## Directions for this task:
Every record must be transcribed in its entirety, apart from the images, which are to be omitted.

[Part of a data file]

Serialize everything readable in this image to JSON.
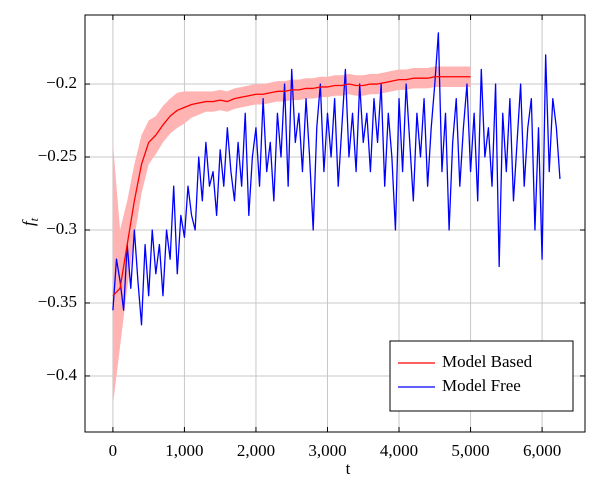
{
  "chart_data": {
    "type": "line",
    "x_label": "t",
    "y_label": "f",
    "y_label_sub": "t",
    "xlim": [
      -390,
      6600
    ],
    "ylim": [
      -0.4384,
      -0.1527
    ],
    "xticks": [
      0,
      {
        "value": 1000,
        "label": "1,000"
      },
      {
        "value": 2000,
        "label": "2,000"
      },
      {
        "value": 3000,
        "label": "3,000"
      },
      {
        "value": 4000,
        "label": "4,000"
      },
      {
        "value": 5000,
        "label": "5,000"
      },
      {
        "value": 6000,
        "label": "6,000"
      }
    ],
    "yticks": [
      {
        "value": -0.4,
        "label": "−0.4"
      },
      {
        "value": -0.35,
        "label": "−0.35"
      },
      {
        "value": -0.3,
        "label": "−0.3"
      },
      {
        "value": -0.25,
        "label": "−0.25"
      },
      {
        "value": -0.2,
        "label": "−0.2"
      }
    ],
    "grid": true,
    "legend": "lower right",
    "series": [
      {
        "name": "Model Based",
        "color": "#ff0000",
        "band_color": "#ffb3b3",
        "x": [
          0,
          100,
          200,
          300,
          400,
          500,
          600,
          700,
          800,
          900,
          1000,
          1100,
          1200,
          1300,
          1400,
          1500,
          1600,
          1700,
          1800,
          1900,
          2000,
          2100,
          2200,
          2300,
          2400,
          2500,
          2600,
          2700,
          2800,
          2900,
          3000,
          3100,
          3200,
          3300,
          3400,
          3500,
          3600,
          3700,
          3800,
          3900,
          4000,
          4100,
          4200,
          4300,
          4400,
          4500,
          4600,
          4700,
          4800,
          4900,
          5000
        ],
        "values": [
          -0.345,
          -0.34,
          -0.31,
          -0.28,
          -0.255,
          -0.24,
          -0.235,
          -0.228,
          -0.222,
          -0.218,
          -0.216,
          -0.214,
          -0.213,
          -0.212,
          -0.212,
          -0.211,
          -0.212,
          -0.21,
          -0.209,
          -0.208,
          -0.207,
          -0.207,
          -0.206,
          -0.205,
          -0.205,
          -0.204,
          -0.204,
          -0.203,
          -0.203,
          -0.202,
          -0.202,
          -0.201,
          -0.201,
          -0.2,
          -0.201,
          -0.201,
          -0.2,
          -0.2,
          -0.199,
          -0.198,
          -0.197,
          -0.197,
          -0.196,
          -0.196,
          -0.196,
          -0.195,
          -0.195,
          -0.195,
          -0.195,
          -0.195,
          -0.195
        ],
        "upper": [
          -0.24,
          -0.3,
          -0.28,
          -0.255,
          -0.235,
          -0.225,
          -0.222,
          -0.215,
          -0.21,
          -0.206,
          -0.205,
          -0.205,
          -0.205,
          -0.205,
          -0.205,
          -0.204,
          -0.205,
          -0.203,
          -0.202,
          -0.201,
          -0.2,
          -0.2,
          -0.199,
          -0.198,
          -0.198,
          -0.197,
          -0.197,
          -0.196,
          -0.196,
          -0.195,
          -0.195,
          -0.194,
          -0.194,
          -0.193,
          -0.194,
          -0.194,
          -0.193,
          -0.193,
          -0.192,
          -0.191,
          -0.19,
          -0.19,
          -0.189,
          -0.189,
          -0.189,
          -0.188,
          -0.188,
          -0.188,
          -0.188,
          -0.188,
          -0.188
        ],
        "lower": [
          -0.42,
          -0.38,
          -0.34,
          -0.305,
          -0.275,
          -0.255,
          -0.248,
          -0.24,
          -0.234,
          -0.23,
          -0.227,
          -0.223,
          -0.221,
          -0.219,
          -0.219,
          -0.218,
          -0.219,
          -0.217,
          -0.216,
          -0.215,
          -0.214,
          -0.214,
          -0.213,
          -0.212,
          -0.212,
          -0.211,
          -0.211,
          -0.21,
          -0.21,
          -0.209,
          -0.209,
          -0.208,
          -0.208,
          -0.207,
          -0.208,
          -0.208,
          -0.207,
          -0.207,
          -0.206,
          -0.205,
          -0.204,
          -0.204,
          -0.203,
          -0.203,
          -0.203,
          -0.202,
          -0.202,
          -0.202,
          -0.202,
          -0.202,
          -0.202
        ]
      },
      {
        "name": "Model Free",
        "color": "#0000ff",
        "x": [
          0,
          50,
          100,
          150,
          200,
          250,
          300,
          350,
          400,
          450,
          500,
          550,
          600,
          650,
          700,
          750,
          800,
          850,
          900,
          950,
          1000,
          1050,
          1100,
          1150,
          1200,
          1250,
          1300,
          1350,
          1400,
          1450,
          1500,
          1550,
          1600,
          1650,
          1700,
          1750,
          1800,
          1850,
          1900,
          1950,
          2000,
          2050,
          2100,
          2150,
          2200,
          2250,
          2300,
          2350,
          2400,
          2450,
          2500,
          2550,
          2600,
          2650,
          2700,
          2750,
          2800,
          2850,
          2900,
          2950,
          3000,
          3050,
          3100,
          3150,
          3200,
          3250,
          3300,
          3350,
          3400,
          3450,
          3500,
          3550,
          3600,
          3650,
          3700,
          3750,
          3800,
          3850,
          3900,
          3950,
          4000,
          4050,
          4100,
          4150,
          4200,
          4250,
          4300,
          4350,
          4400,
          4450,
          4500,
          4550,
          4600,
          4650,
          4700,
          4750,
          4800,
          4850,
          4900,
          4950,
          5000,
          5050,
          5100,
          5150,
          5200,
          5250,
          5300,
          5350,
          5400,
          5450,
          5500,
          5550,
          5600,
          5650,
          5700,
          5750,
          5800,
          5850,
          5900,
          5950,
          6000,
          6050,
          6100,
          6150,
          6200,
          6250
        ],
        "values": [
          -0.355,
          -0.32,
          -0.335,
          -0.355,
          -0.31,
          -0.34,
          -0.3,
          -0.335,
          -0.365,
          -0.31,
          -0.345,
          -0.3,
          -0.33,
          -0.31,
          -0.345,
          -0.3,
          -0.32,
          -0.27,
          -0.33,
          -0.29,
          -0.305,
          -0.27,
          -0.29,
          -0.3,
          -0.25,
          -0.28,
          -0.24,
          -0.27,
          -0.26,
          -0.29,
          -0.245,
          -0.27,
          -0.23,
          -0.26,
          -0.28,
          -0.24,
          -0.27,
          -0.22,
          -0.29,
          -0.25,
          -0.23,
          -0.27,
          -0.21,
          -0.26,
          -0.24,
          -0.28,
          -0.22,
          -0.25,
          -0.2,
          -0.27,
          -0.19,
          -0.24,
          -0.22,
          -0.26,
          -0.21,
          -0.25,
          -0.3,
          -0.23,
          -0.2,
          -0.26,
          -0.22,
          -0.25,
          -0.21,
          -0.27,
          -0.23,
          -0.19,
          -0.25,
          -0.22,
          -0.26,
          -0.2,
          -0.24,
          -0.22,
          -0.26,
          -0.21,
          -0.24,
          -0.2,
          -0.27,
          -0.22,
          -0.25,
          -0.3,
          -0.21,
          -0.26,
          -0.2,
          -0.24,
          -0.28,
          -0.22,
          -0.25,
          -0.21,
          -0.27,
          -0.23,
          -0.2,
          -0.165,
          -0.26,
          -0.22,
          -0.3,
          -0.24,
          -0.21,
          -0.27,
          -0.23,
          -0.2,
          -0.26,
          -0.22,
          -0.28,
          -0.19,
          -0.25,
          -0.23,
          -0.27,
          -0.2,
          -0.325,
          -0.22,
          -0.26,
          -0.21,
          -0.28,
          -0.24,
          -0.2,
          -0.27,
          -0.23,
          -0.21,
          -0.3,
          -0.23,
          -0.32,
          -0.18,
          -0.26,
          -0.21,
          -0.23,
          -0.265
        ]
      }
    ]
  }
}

## In response:
Serialize everything readable in this image to JSON.
{
  "chart_data": {
    "type": "line",
    "x_label": "t",
    "y_label": "f",
    "y_label_sub": "t",
    "xlim": [
      -390,
      6600
    ],
    "ylim": [
      -0.4384,
      -0.1527
    ],
    "xticks": [
      0,
      {
        "value": 1000,
        "label": "1,000"
      },
      {
        "value": 2000,
        "label": "2,000"
      },
      {
        "value": 3000,
        "label": "3,000"
      },
      {
        "value": 4000,
        "label": "4,000"
      },
      {
        "value": 5000,
        "label": "5,000"
      },
      {
        "value": 6000,
        "label": "6,000"
      }
    ],
    "yticks": [
      {
        "value": -0.4,
        "label": "−0.4"
      },
      {
        "value": -0.35,
        "label": "−0.35"
      },
      {
        "value": -0.3,
        "label": "−0.3"
      },
      {
        "value": -0.25,
        "label": "−0.25"
      },
      {
        "value": -0.2,
        "label": "−0.2"
      }
    ],
    "grid": true,
    "legend": "lower right",
    "series": [
      {
        "name": "Model Based",
        "color": "#ff0000",
        "band_color": "#ffb3b3",
        "x": [
          0,
          100,
          200,
          300,
          400,
          500,
          600,
          700,
          800,
          900,
          1000,
          1100,
          1200,
          1300,
          1400,
          1500,
          1600,
          1700,
          1800,
          1900,
          2000,
          2100,
          2200,
          2300,
          2400,
          2500,
          2600,
          2700,
          2800,
          2900,
          3000,
          3100,
          3200,
          3300,
          3400,
          3500,
          3600,
          3700,
          3800,
          3900,
          4000,
          4100,
          4200,
          4300,
          4400,
          4500,
          4600,
          4700,
          4800,
          4900,
          5000
        ],
        "values": [
          -0.345,
          -0.34,
          -0.31,
          -0.28,
          -0.255,
          -0.24,
          -0.235,
          -0.228,
          -0.222,
          -0.218,
          -0.216,
          -0.214,
          -0.213,
          -0.212,
          -0.212,
          -0.211,
          -0.212,
          -0.21,
          -0.209,
          -0.208,
          -0.207,
          -0.207,
          -0.206,
          -0.205,
          -0.205,
          -0.204,
          -0.204,
          -0.203,
          -0.203,
          -0.202,
          -0.202,
          -0.201,
          -0.201,
          -0.2,
          -0.201,
          -0.201,
          -0.2,
          -0.2,
          -0.199,
          -0.198,
          -0.197,
          -0.197,
          -0.196,
          -0.196,
          -0.196,
          -0.195,
          -0.195,
          -0.195,
          -0.195,
          -0.195,
          -0.195
        ],
        "upper": [
          -0.24,
          -0.3,
          -0.28,
          -0.255,
          -0.235,
          -0.225,
          -0.222,
          -0.215,
          -0.21,
          -0.206,
          -0.205,
          -0.205,
          -0.205,
          -0.205,
          -0.205,
          -0.204,
          -0.205,
          -0.203,
          -0.202,
          -0.201,
          -0.2,
          -0.2,
          -0.199,
          -0.198,
          -0.198,
          -0.197,
          -0.197,
          -0.196,
          -0.196,
          -0.195,
          -0.195,
          -0.194,
          -0.194,
          -0.193,
          -0.194,
          -0.194,
          -0.193,
          -0.193,
          -0.192,
          -0.191,
          -0.19,
          -0.19,
          -0.189,
          -0.189,
          -0.189,
          -0.188,
          -0.188,
          -0.188,
          -0.188,
          -0.188,
          -0.188
        ],
        "lower": [
          -0.42,
          -0.38,
          -0.34,
          -0.305,
          -0.275,
          -0.255,
          -0.248,
          -0.24,
          -0.234,
          -0.23,
          -0.227,
          -0.223,
          -0.221,
          -0.219,
          -0.219,
          -0.218,
          -0.219,
          -0.217,
          -0.216,
          -0.215,
          -0.214,
          -0.214,
          -0.213,
          -0.212,
          -0.212,
          -0.211,
          -0.211,
          -0.21,
          -0.21,
          -0.209,
          -0.209,
          -0.208,
          -0.208,
          -0.207,
          -0.208,
          -0.208,
          -0.207,
          -0.207,
          -0.206,
          -0.205,
          -0.204,
          -0.204,
          -0.203,
          -0.203,
          -0.203,
          -0.202,
          -0.202,
          -0.202,
          -0.202,
          -0.202,
          -0.202
        ]
      },
      {
        "name": "Model Free",
        "color": "#0000ff",
        "x": [
          0,
          50,
          100,
          150,
          200,
          250,
          300,
          350,
          400,
          450,
          500,
          550,
          600,
          650,
          700,
          750,
          800,
          850,
          900,
          950,
          1000,
          1050,
          1100,
          1150,
          1200,
          1250,
          1300,
          1350,
          1400,
          1450,
          1500,
          1550,
          1600,
          1650,
          1700,
          1750,
          1800,
          1850,
          1900,
          1950,
          2000,
          2050,
          2100,
          2150,
          2200,
          2250,
          2300,
          2350,
          2400,
          2450,
          2500,
          2550,
          2600,
          2650,
          2700,
          2750,
          2800,
          2850,
          2900,
          2950,
          3000,
          3050,
          3100,
          3150,
          3200,
          3250,
          3300,
          3350,
          3400,
          3450,
          3500,
          3550,
          3600,
          3650,
          3700,
          3750,
          3800,
          3850,
          3900,
          3950,
          4000,
          4050,
          4100,
          4150,
          4200,
          4250,
          4300,
          4350,
          4400,
          4450,
          4500,
          4550,
          4600,
          4650,
          4700,
          4750,
          4800,
          4850,
          4900,
          4950,
          5000,
          5050,
          5100,
          5150,
          5200,
          5250,
          5300,
          5350,
          5400,
          5450,
          5500,
          5550,
          5600,
          5650,
          5700,
          5750,
          5800,
          5850,
          5900,
          5950,
          6000,
          6050,
          6100,
          6150,
          6200,
          6250
        ],
        "values": [
          -0.355,
          -0.32,
          -0.335,
          -0.355,
          -0.31,
          -0.34,
          -0.3,
          -0.335,
          -0.365,
          -0.31,
          -0.345,
          -0.3,
          -0.33,
          -0.31,
          -0.345,
          -0.3,
          -0.32,
          -0.27,
          -0.33,
          -0.29,
          -0.305,
          -0.27,
          -0.29,
          -0.3,
          -0.25,
          -0.28,
          -0.24,
          -0.27,
          -0.26,
          -0.29,
          -0.245,
          -0.27,
          -0.23,
          -0.26,
          -0.28,
          -0.24,
          -0.27,
          -0.22,
          -0.29,
          -0.25,
          -0.23,
          -0.27,
          -0.21,
          -0.26,
          -0.24,
          -0.28,
          -0.22,
          -0.25,
          -0.2,
          -0.27,
          -0.19,
          -0.24,
          -0.22,
          -0.26,
          -0.21,
          -0.25,
          -0.3,
          -0.23,
          -0.2,
          -0.26,
          -0.22,
          -0.25,
          -0.21,
          -0.27,
          -0.23,
          -0.19,
          -0.25,
          -0.22,
          -0.26,
          -0.2,
          -0.24,
          -0.22,
          -0.26,
          -0.21,
          -0.24,
          -0.2,
          -0.27,
          -0.22,
          -0.25,
          -0.3,
          -0.21,
          -0.26,
          -0.2,
          -0.24,
          -0.28,
          -0.22,
          -0.25,
          -0.21,
          -0.27,
          -0.23,
          -0.2,
          -0.165,
          -0.26,
          -0.22,
          -0.3,
          -0.24,
          -0.21,
          -0.27,
          -0.23,
          -0.2,
          -0.26,
          -0.22,
          -0.28,
          -0.19,
          -0.25,
          -0.23,
          -0.27,
          -0.2,
          -0.325,
          -0.22,
          -0.26,
          -0.21,
          -0.28,
          -0.24,
          -0.2,
          -0.27,
          -0.23,
          -0.21,
          -0.3,
          -0.23,
          -0.32,
          -0.18,
          -0.26,
          -0.21,
          -0.23,
          -0.265
        ]
      }
    ]
  }
}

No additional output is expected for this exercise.